→ Given exercise
Check each line of the listing for the word "ffffff" and give only the number of lines that have it.

→ Information shown
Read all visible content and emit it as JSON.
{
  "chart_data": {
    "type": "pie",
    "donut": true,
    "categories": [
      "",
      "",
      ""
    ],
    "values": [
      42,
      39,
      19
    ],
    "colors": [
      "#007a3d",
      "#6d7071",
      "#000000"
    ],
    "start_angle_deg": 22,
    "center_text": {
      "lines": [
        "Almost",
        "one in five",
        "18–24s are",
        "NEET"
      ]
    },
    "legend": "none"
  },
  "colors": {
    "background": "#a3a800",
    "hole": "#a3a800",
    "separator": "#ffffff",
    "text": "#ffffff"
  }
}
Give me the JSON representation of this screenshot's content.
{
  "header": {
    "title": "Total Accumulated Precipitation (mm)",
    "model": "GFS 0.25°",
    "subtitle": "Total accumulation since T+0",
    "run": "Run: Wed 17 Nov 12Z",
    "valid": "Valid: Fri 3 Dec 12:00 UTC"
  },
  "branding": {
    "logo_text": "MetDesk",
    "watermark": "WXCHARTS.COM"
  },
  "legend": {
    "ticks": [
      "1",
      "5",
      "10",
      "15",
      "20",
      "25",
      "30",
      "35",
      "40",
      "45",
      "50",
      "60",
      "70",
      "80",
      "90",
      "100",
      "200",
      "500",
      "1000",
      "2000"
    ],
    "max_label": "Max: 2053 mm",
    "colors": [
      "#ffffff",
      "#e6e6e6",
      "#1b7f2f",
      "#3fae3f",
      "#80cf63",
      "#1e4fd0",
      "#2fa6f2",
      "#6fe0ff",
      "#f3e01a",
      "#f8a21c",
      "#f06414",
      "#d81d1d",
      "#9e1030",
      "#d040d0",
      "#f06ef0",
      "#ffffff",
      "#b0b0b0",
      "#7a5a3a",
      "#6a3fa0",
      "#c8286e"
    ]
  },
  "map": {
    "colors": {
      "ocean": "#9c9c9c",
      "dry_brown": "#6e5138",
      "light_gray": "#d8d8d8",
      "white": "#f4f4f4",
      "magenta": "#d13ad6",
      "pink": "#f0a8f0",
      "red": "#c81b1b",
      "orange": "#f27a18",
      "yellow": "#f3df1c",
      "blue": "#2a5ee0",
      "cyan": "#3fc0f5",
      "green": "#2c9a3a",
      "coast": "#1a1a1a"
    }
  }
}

→ Answer to this task
4